◆ EXERCISE DETAILS
Copy each line below that includes "split".

◆ DATA TO PROCESS
● ● ● ● ● ● ●
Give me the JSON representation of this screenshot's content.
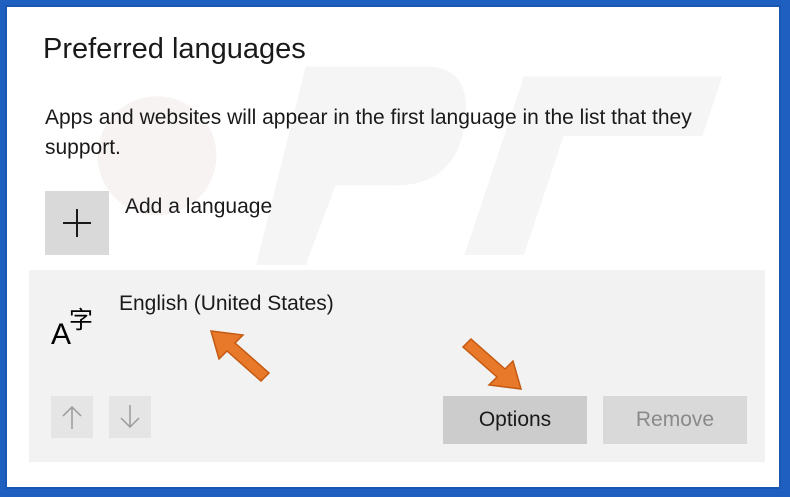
{
  "page": {
    "title": "Preferred languages",
    "description": "Apps and websites will appear in the first language in the list that they support."
  },
  "add_language": {
    "label": "Add a language",
    "icon": "plus-icon"
  },
  "languages": [
    {
      "name": "English (United States)",
      "icon": "language-icon",
      "buttons": {
        "options": "Options",
        "remove": "Remove",
        "move_up_icon": "arrow-up-icon",
        "move_down_icon": "arrow-down-icon"
      }
    }
  ],
  "annotations": {
    "arrow_color": "#e8782a"
  },
  "colors": {
    "border": "#1a56b3",
    "item_background": "#f2f2f2",
    "button_background": "#cccccc",
    "disabled_text": "#8a8a8a"
  }
}
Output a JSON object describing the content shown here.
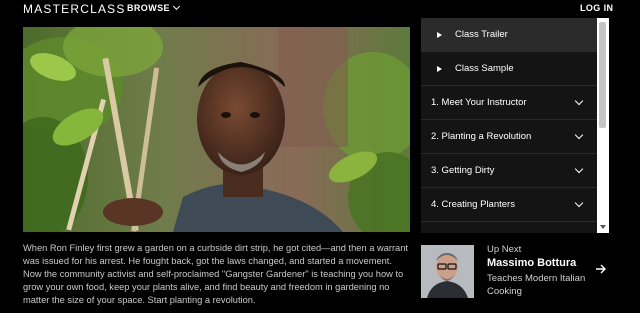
{
  "nav": {
    "logo": "MASTERCLASS",
    "browse": "BROWSE",
    "login": "LOG IN"
  },
  "lessons": {
    "items": [
      {
        "label": "Class Trailer",
        "kind": "clip",
        "active": true
      },
      {
        "label": "Class Sample",
        "kind": "clip",
        "active": false
      },
      {
        "label": "1. Meet Your Instructor",
        "kind": "chapter",
        "active": false
      },
      {
        "label": "2. Planting a Revolution",
        "kind": "chapter",
        "active": false
      },
      {
        "label": "3. Getting Dirty",
        "kind": "chapter",
        "active": false
      },
      {
        "label": "4. Creating Planters",
        "kind": "chapter",
        "active": false
      }
    ]
  },
  "description": "When Ron Finley first grew a garden on a curbside dirt strip, he got cited—and then a warrant was issued for his arrest. He fought back, got the laws changed, and started a movement. Now the community activist and self-proclaimed \"Gangster Gardener\" is teaching you how to grow your own food, keep your plants alive, and find beauty and freedom in gardening no matter the size of your space. Start planting a revolution.",
  "up_next": {
    "label": "Up Next",
    "name": "Massimo Bottura",
    "subtitle": "Teaches Modern Italian Cooking"
  },
  "colors": {
    "background": "#000000",
    "panel": "#141414",
    "active_row": "#2b2b2b",
    "text_muted": "#c9c9c9"
  }
}
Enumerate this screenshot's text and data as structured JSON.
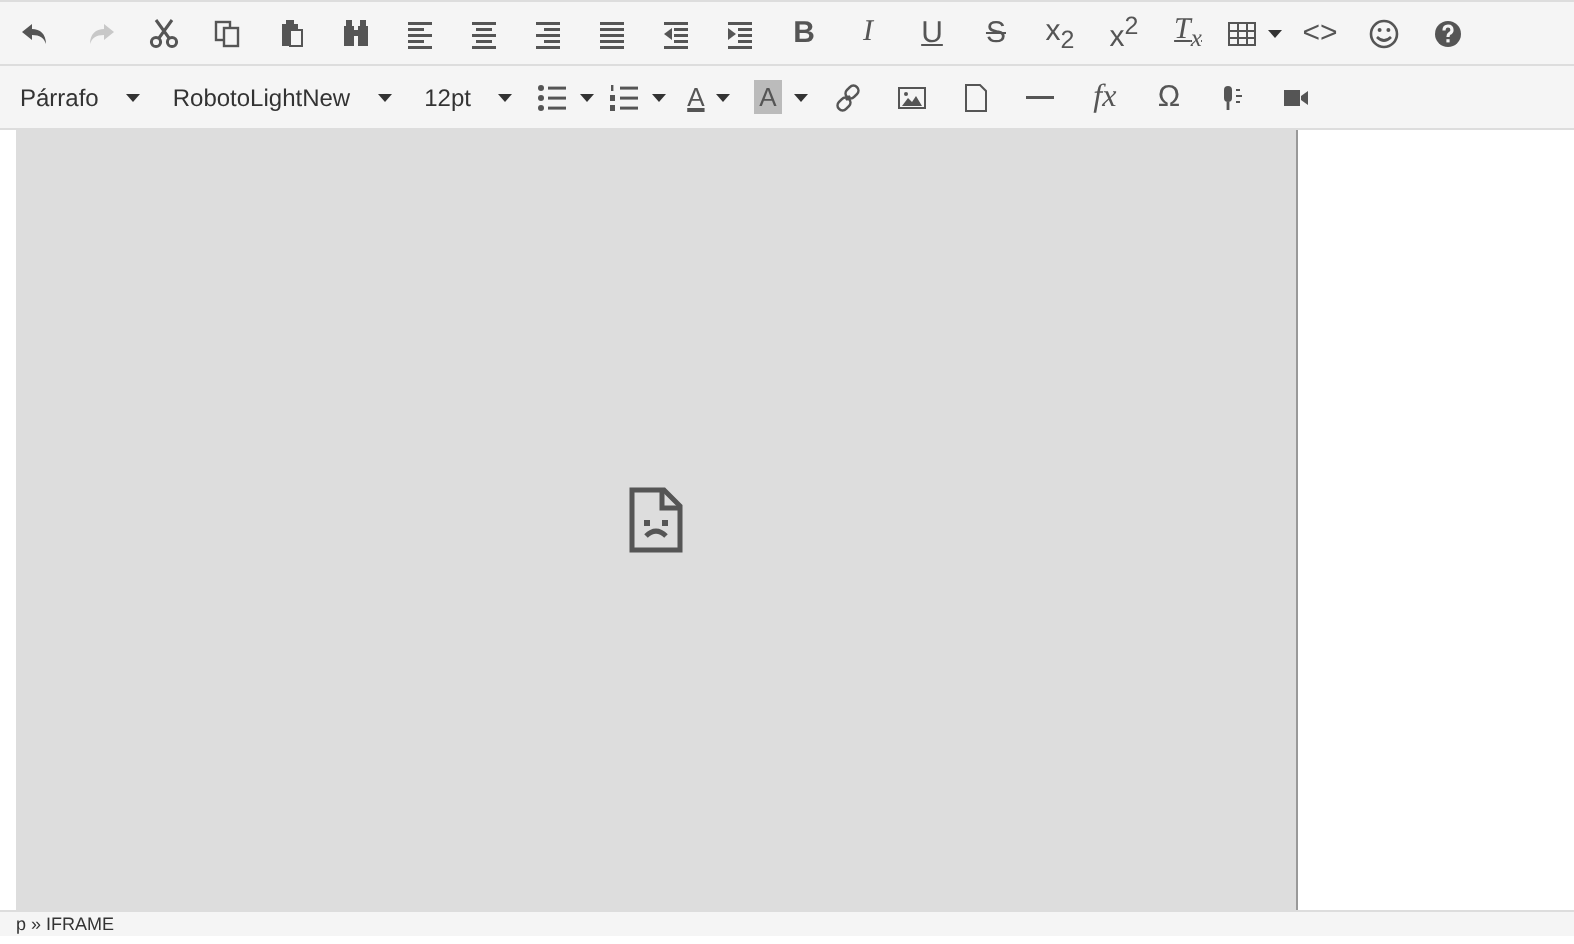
{
  "toolbar_1": [
    {
      "disabled": false
    },
    {
      "disabled": true
    },
    {
      "disabled": false
    },
    {
      "disabled": false
    },
    {
      "disabled": false
    },
    {
      "disabled": false
    },
    {
      "disabled": false
    },
    {
      "disabled": false
    },
    {
      "disabled": false
    },
    {
      "disabled": false
    },
    {
      "disabled": false
    },
    {
      "disabled": false
    },
    {
      "label": "B",
      "disabled": false
    },
    {
      "label": "I",
      "disabled": false
    },
    {
      "label": "U",
      "disabled": false
    },
    {
      "label": "S",
      "disabled": false
    },
    {
      "label": "x$_{2}$",
      "disabled": false
    },
    {
      "label": "x$^{2}$",
      "disabled": false
    },
    {
      "label": "T$_{x}$",
      "disabled": false
    },
    {
      "disabled": false
    },
    {
      "label": "<>",
      "disabled": false
    },
    {
      "disabled": false
    },
    {
      "disabled": false
    }
  ],
  "toolbar_2": [
    {
      "label": "Párrafo",
      "kind": "select"
    },
    {
      "label": "RobotoLightNew",
      "kind": "select"
    },
    {
      "label": "12pt",
      "kind": "select"
    },
    {
      "kind": "split"
    },
    {
      "kind": "split"
    },
    {
      "label": "A",
      "kind": "color-split"
    },
    {
      "label": "A",
      "kind": "bg-split"
    },
    {
      "kind": "icon"
    },
    {
      "kind": "icon"
    },
    {
      "kind": "icon"
    },
    {
      "kind": "icon"
    },
    {
      "label": "fx",
      "kind": "text"
    },
    {
      "label": "Ω",
      "kind": "text"
    },
    {
      "kind": "icon"
    },
    {
      "kind": "icon"
    }
  ],
  "status_bar": {
    "path": "p » IFRAME"
  }
}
● ● ● ● ● ● ●
◆ RESULT
      "kind": "split"
      "kind": "split"
      "kind": "color-split"
      "kind": "bg-split"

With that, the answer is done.